Swap "callout" for "bubble" throughout the items from the line with "For every button, label, input, icon, or" to the line with "detail-tag: 【详解】: [106, 849, 178, 870]", and write out only those lines with everything else left as it is.

====== Records shown

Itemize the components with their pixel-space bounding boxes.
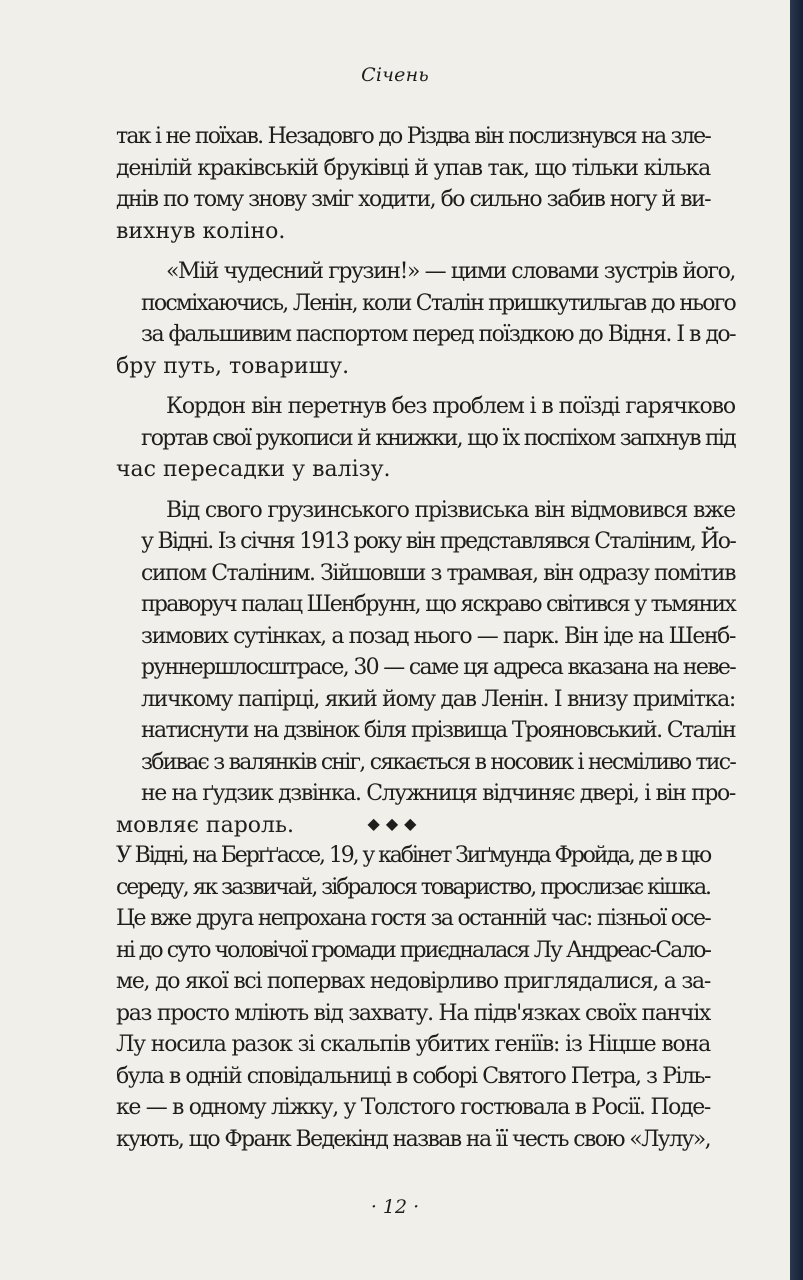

============
====== Records shown

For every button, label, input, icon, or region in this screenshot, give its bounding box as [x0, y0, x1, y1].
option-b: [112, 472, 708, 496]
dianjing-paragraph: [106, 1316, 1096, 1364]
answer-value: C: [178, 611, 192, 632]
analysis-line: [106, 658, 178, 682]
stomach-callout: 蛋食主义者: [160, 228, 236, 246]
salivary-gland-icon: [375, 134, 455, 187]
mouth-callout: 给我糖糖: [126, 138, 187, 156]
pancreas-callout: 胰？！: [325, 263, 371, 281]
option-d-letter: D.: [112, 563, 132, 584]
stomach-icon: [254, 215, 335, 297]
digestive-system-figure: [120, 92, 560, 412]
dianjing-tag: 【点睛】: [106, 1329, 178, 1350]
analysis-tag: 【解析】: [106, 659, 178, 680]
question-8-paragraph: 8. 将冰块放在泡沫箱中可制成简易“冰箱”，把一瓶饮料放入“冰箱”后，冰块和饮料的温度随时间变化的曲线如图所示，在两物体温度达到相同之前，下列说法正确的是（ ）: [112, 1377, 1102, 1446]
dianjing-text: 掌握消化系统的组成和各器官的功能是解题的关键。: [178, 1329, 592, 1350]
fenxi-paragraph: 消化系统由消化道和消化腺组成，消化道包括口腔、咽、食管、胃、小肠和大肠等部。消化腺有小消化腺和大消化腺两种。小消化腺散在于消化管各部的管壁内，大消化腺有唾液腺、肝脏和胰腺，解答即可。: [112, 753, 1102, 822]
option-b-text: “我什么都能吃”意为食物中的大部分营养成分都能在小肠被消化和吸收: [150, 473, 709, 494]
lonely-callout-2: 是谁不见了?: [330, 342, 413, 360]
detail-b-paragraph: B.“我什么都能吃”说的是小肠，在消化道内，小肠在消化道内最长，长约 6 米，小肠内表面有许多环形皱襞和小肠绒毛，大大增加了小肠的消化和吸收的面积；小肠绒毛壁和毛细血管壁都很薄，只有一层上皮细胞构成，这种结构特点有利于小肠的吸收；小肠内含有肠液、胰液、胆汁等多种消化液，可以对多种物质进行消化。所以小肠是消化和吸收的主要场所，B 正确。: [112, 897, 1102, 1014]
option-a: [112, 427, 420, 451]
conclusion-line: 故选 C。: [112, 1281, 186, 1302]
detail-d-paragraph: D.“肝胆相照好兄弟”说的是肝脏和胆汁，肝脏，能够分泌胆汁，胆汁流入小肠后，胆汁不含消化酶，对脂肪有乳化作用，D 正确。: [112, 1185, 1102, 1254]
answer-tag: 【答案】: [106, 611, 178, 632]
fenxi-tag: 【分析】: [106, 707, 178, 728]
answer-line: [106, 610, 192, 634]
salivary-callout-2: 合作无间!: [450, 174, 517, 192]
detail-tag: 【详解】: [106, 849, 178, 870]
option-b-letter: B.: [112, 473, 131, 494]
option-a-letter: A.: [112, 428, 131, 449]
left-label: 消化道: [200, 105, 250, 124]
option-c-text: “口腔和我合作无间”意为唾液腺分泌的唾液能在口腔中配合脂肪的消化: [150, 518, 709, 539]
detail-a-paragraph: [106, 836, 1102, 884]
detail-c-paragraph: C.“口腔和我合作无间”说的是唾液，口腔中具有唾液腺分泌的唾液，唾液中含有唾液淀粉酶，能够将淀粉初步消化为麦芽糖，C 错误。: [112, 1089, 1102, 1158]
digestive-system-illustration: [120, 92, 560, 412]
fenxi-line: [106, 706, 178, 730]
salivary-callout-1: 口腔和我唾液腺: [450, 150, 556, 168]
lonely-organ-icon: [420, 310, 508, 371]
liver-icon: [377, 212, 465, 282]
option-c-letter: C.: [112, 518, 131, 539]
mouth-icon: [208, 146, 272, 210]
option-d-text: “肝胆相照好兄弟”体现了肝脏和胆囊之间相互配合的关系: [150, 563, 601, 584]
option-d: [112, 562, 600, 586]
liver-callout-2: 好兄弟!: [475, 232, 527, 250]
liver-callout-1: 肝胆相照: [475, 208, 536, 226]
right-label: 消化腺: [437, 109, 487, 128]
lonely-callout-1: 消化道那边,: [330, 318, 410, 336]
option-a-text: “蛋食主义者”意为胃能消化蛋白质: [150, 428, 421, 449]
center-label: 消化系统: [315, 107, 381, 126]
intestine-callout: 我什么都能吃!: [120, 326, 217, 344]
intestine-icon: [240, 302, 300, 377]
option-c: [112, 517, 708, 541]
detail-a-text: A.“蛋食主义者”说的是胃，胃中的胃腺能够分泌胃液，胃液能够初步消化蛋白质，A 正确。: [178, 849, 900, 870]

============

▸ Result of this exercise:
For every button, label, input, icon, or region in this screenshot, give its bounding box as [x0, y0, x1, y1].
option-b: [112, 472, 708, 496]
dianjing-paragraph: [106, 1316, 1096, 1364]
answer-value: C: [178, 611, 192, 632]
analysis-line: [106, 658, 178, 682]
stomach-bubble: 蛋食主义者: [160, 228, 236, 246]
salivary-gland-icon: [375, 134, 455, 187]
mouth-bubble: 给我糖糖: [126, 138, 187, 156]
pancreas-bubble: 胰？！: [325, 263, 371, 281]
option-d-letter: D.: [112, 563, 132, 584]
stomach-icon: [254, 215, 335, 297]
digestive-system-figure: [120, 92, 560, 412]
dianjing-tag: 【点睛】: [106, 1329, 178, 1350]
analysis-tag: 【解析】: [106, 659, 178, 680]
question-8-paragraph: 8. 将冰块放在泡沫箱中可制成简易“冰箱”，把一瓶饮料放入“冰箱”后，冰块和饮料的温度随时间变化的曲线如图所示，在两物体温度达到相同之前，下列说法正确的是（ ）: [112, 1377, 1102, 1446]
dianjing-text: 掌握消化系统的组成和各器官的功能是解题的关键。: [178, 1329, 592, 1350]
fenxi-paragraph: 消化系统由消化道和消化腺组成，消化道包括口腔、咽、食管、胃、小肠和大肠等部。消化腺有小消化腺和大消化腺两种。小消化腺散在于消化管各部的管壁内，大消化腺有唾液腺、肝脏和胰腺，解答即可。: [112, 753, 1102, 822]
option-b-text: “我什么都能吃”意为食物中的大部分营养成分都能在小肠被消化和吸收: [150, 473, 709, 494]
lonely-bubble-2: 是谁不见了?: [330, 342, 413, 360]
detail-b-paragraph: B.“我什么都能吃”说的是小肠，在消化道内，小肠在消化道内最长，长约 6 米，小肠内表面有许多环形皱襞和小肠绒毛，大大增加了小肠的消化和吸收的面积；小肠绒毛壁和毛细血管壁都很薄，只有一层上皮细胞构成，这种结构特点有利于小肠的吸收；小肠内含有肠液、胰液、胆汁等多种消化液，可以对多种物质进行消化。所以小肠是消化和吸收的主要场所，B 正确。: [112, 897, 1102, 1014]
option-a: [112, 427, 420, 451]
conclusion-line: 故选 C。: [112, 1281, 186, 1302]
detail-d-paragraph: D.“肝胆相照好兄弟”说的是肝脏和胆汁，肝脏，能够分泌胆汁，胆汁流入小肠后，胆汁不含消化酶，对脂肪有乳化作用，D 正确。: [112, 1185, 1102, 1254]
answer-tag: 【答案】: [106, 611, 178, 632]
fenxi-tag: 【分析】: [106, 707, 178, 728]
answer-line: [106, 610, 192, 634]
salivary-bubble-2: 合作无间!: [450, 174, 517, 192]
detail-tag: 【详解】: [106, 849, 178, 870]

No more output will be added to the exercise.